* [Material supplied]
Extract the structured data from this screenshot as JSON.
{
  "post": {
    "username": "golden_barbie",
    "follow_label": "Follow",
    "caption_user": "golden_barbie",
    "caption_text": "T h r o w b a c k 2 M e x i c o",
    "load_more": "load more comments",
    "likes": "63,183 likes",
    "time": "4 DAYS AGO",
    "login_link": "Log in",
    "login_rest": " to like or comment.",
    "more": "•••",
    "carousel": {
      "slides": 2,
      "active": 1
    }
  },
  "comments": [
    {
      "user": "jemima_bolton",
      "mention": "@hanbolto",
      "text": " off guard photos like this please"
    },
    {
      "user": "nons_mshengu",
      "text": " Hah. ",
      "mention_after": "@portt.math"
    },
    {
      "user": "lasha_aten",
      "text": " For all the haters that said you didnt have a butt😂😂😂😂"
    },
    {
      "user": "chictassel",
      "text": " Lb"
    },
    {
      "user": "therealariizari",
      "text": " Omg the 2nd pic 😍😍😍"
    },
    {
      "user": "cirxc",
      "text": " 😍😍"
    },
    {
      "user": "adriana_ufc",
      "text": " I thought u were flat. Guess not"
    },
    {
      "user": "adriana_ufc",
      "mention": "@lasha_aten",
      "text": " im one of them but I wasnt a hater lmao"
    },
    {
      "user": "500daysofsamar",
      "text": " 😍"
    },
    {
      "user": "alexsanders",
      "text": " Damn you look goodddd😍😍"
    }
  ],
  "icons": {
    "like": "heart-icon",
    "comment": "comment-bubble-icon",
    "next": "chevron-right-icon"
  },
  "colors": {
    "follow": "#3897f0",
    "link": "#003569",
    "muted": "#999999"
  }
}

...

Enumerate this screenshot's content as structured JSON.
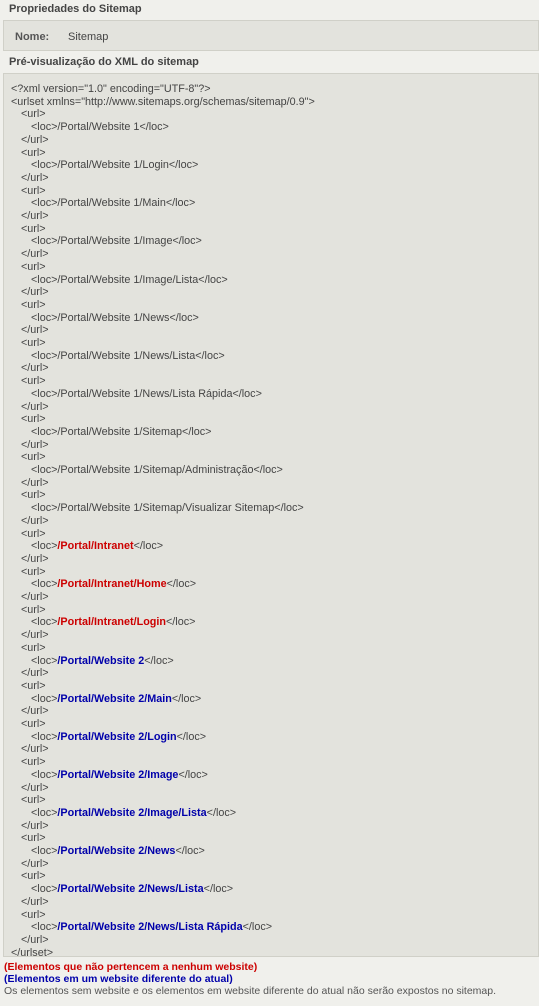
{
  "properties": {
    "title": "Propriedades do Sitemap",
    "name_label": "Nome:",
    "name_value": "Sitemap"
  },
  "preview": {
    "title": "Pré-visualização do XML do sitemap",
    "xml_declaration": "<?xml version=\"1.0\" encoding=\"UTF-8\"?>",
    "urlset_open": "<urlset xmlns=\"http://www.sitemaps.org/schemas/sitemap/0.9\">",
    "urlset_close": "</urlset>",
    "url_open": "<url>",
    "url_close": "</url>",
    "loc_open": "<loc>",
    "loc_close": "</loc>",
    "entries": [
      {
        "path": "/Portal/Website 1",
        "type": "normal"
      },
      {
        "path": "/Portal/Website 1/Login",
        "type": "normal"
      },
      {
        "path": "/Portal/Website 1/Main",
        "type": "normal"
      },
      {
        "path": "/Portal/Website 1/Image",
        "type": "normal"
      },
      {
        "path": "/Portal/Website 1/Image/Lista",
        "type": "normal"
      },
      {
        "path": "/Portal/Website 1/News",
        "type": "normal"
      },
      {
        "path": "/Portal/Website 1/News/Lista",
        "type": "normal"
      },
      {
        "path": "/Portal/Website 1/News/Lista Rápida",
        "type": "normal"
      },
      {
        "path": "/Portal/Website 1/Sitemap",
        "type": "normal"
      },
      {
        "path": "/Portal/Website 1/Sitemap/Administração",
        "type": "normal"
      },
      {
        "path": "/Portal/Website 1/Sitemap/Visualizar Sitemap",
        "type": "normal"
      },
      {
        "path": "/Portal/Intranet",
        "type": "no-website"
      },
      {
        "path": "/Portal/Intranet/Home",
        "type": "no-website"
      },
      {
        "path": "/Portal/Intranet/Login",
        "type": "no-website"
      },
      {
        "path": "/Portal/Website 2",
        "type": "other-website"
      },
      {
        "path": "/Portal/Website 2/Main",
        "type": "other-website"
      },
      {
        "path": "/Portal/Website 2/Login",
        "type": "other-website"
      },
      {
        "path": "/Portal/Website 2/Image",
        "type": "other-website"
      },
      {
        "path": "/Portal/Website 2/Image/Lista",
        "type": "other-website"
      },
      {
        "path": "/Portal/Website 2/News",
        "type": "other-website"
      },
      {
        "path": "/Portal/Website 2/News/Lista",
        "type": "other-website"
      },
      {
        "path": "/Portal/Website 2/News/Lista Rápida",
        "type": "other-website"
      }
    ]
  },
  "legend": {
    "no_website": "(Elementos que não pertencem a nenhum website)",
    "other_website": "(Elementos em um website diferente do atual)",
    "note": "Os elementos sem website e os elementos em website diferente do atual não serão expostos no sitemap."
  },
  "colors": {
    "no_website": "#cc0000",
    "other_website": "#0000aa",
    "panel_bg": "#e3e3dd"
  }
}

* [Problem] Search the lines for the string "Main" and copy every line that has it.

* [Solution to the exercise]
        "path": "/Portal/Website 1/Main",
        "path": "/Portal/Website 2/Main",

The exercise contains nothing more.